[Figure contents as structured data]

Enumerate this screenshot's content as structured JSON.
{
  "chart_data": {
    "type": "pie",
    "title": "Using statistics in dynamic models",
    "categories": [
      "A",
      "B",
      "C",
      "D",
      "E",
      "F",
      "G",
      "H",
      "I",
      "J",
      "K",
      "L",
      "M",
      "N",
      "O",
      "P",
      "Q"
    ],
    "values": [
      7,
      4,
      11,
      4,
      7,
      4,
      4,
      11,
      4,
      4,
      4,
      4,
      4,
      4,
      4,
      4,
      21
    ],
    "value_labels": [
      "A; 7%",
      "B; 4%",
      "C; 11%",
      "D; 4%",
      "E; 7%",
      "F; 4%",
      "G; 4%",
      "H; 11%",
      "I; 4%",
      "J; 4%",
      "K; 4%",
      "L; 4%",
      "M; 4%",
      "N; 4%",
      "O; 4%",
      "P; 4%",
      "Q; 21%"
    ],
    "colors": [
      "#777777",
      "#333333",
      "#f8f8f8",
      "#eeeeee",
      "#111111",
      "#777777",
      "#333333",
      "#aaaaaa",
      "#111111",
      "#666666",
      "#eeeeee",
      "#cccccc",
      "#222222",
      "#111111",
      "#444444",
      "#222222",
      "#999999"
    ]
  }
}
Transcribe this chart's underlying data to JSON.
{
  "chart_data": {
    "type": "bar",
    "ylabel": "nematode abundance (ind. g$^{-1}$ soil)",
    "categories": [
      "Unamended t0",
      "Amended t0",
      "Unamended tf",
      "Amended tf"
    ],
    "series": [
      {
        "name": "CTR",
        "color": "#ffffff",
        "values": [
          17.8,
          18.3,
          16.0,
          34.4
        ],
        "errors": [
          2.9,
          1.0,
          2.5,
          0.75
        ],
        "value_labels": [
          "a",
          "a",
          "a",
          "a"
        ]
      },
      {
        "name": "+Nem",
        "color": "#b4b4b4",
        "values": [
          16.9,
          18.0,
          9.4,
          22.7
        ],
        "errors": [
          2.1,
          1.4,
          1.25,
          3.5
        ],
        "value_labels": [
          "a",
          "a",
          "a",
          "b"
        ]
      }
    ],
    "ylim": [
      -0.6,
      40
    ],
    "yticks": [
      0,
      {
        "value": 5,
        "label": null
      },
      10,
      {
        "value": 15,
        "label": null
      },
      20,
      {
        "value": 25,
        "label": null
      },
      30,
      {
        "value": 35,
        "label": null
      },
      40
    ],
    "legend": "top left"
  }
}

_Requirements_. Copy each line of the records above that carries the word "JSON".

_Final answer_.
Enumerate this screenshot's content as structured JSON.
Transcribe this chart's underlying data to JSON.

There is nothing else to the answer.